■ DIRECTIVE ■
Each line should be copied exactly.

:: GIVEN DATA

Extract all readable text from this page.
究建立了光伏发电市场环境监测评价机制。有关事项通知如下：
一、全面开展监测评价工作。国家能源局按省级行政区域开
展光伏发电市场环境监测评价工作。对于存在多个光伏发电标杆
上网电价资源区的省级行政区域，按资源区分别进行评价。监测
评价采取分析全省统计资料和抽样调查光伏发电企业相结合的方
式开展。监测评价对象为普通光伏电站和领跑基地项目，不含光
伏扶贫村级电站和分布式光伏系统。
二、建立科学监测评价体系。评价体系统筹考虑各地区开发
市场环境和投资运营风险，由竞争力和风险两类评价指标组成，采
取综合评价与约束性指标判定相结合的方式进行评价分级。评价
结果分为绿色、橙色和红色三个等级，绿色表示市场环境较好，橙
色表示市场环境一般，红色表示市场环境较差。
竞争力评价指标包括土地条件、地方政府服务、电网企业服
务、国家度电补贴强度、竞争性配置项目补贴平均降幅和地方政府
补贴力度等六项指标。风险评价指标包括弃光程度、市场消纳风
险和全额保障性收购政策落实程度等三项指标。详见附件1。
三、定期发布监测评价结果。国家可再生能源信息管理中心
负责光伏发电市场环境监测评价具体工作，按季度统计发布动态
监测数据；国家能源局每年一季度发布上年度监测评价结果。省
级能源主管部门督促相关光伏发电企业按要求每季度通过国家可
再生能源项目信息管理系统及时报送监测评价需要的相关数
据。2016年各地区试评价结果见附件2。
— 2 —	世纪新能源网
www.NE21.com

::::

■ OUTPUT FOR THIS TASK ■
Extract all readable text from this page.
究建立了光伏发电市场环境监测评价机制。有关事项通知如下：
一、全面开展监测评价工作。国家能源局按省级行政区域开
展光伏发电市场环境监测评价工作。对于存在多个光伏发电标杆
上网电价资源区的省级行政区域，按资源区分别进行评价。监测
评价采取分析全省统计资料和抽样调查光伏发电企业相结合的方
式开展。监测评价对象为普通光伏电站和领跑基地项目，不含光
伏扶贫村级电站和分布式光伏系统。
二、建立科学监测评价体系。评价体系统筹考虑各地区开发
市场环境和投资运营风险，由竞争力和风险两类评价指标组成，采
取综合评价与约束性指标判定相结合的方式进行评价分级。评价
结果分为绿色、橙色和红色三个等级，绿色表示市场环境较好，橙
色表示市场环境一般，红色表示市场环境较差。
竞争力评价指标包括土地条件、地方政府服务、电网企业服
务、国家度电补贴强度、竞争性配置项目补贴平均降幅和地方政府
补贴力度等六项指标。风险评价指标包括弃光程度、市场消纳风
险和全额保障性收购政策落实程度等三项指标。详见附件1。
三、定期发布监测评价结果。国家可再生能源信息管理中心
负责光伏发电市场环境监测评价具体工作，按季度统计发布动态
监测数据；国家能源局每年一季度发布上年度监测评价结果。省
级能源主管部门督促相关光伏发电企业按要求每季度通过国家可
再生能源项目信息管理系统及时报送监测评价需要的相关数
据。2016年各地区试评价结果见附件2。
— 2 —	世纪新能源网
www.NE21.com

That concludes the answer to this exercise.